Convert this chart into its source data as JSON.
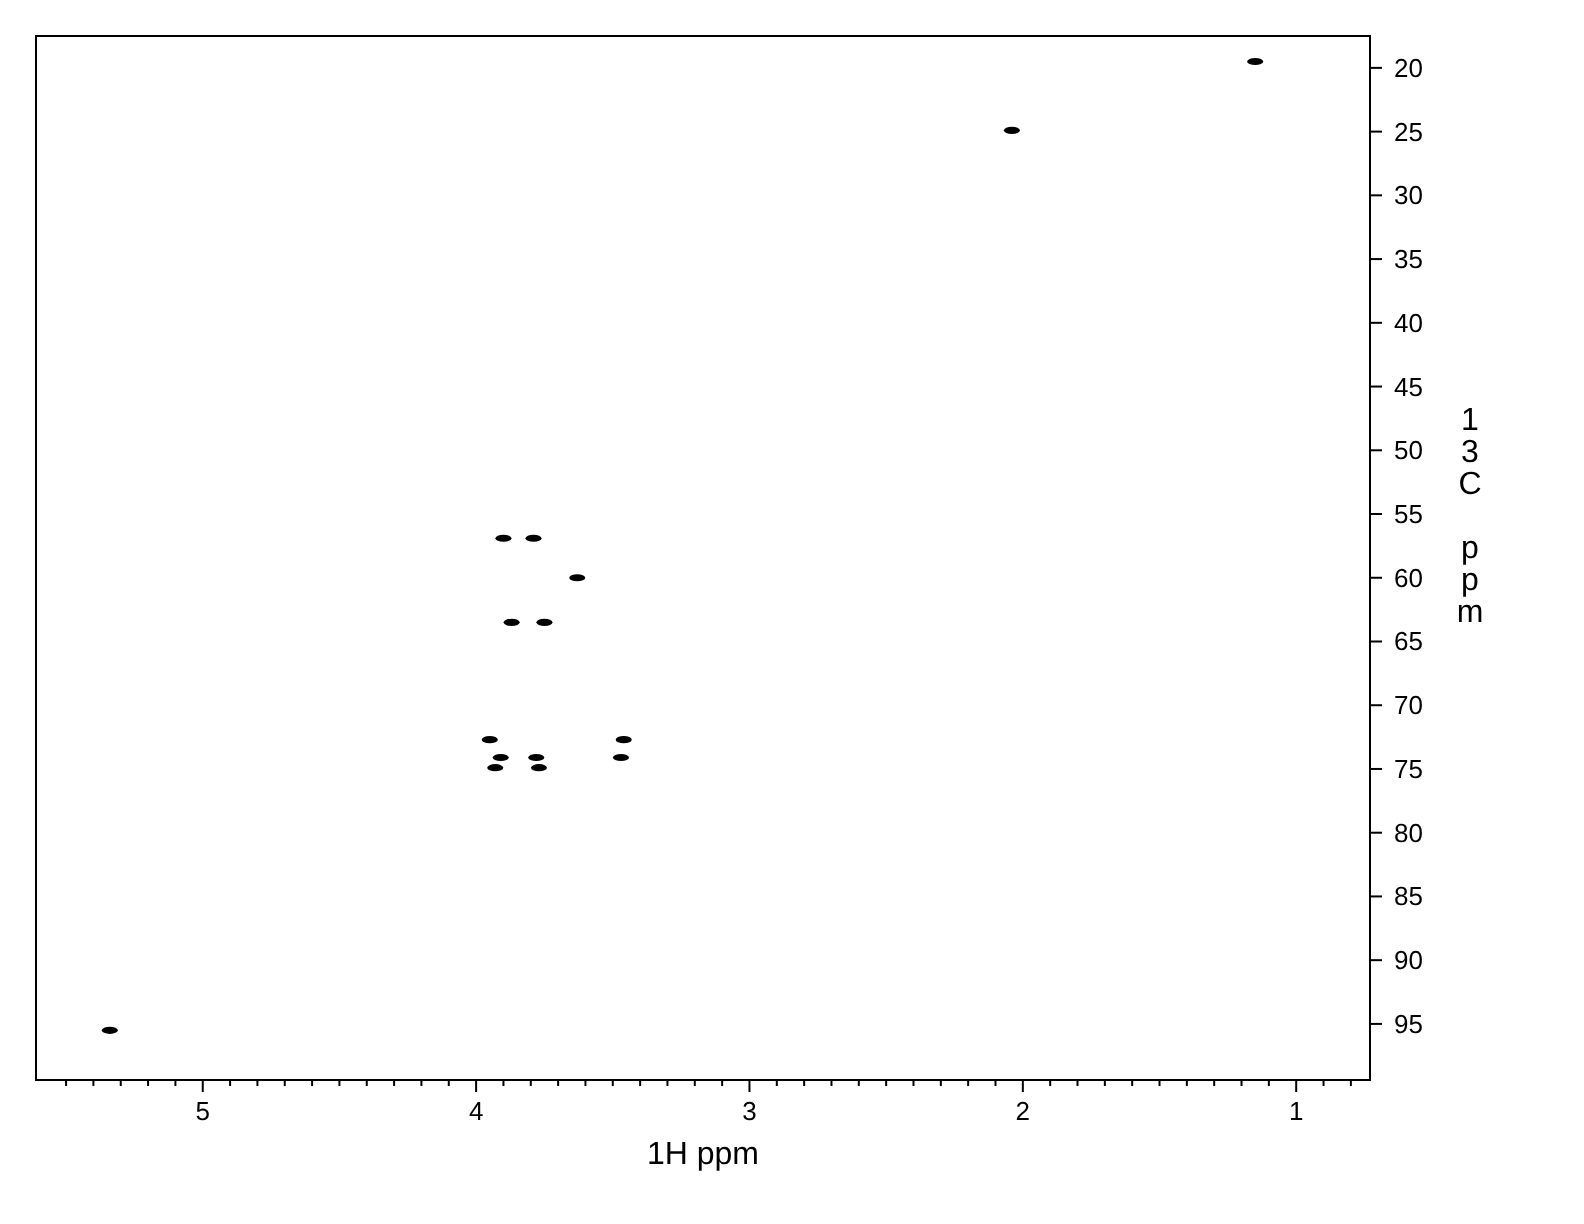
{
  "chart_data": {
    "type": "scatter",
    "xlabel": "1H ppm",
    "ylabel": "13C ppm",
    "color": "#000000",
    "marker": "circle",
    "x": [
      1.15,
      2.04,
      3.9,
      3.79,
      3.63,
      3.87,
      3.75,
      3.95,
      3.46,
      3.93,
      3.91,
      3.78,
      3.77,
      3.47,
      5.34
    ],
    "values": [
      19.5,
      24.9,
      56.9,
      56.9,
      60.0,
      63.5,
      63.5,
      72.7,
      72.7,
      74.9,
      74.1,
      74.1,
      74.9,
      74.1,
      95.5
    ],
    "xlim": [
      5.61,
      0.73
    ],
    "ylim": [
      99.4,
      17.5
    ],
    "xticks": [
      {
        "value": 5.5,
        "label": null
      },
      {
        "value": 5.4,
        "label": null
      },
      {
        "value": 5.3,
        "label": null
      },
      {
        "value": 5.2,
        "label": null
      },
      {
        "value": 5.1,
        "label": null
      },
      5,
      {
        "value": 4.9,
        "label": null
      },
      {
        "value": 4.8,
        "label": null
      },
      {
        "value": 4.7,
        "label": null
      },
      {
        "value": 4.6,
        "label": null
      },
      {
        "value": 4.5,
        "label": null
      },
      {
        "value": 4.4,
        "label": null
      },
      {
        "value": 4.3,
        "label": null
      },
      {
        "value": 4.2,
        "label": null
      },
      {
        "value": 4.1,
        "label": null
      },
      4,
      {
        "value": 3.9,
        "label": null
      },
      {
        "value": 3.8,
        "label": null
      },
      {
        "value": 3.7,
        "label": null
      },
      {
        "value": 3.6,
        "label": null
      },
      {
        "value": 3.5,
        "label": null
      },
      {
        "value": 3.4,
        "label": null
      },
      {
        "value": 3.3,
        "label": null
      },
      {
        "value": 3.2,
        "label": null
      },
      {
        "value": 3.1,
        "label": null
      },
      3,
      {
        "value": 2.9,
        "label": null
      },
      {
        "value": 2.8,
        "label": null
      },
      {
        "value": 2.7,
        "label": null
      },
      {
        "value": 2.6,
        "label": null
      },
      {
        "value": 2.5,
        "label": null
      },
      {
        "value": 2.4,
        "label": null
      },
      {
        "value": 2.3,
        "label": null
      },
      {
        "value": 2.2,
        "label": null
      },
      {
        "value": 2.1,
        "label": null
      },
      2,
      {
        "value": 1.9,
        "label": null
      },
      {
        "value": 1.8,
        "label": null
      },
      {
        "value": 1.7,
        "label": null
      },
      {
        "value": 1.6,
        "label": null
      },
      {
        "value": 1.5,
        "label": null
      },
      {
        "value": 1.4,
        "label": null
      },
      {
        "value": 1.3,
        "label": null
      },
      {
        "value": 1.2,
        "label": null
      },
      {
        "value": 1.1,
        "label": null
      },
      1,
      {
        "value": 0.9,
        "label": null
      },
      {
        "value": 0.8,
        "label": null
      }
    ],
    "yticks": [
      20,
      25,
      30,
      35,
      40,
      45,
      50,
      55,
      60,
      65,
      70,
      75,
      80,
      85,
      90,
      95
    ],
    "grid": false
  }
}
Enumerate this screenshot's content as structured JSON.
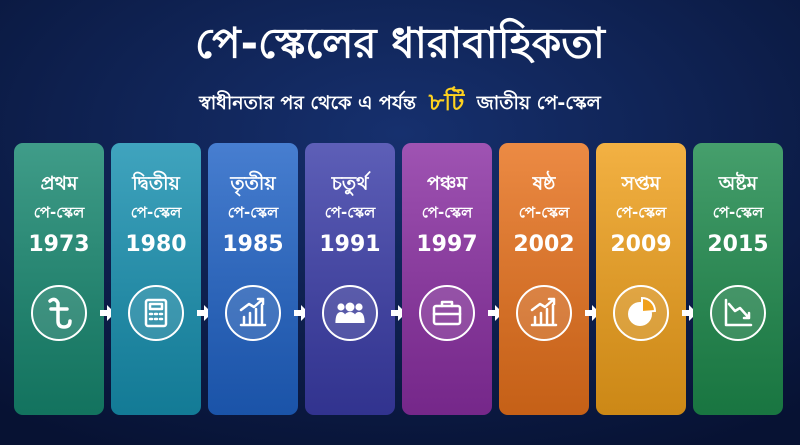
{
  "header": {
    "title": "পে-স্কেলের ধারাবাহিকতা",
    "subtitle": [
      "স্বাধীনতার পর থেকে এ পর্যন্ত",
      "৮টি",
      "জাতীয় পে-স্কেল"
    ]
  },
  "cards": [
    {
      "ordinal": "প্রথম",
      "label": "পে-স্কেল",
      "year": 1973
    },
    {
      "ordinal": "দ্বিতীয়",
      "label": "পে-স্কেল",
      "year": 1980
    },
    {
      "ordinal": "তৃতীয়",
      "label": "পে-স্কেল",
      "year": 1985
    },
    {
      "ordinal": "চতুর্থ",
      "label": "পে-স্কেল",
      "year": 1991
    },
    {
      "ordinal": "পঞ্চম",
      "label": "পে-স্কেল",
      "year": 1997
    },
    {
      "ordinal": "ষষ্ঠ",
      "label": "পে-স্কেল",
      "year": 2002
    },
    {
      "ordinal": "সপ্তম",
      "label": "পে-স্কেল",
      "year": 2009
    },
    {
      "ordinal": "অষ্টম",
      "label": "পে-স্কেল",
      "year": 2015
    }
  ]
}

*Given problem*
Scan the data above and copy every line with "ordinal" in it.

*Solution to this exercise*
      "ordinal": "প্রথম",
      "ordinal": "দ্বিতীয়",
      "ordinal": "তৃতীয়",
      "ordinal": "চতুর্থ",
      "ordinal": "পঞ্চম",
      "ordinal": "ষষ্ঠ",
      "ordinal": "সপ্তম",
      "ordinal": "অষ্টম",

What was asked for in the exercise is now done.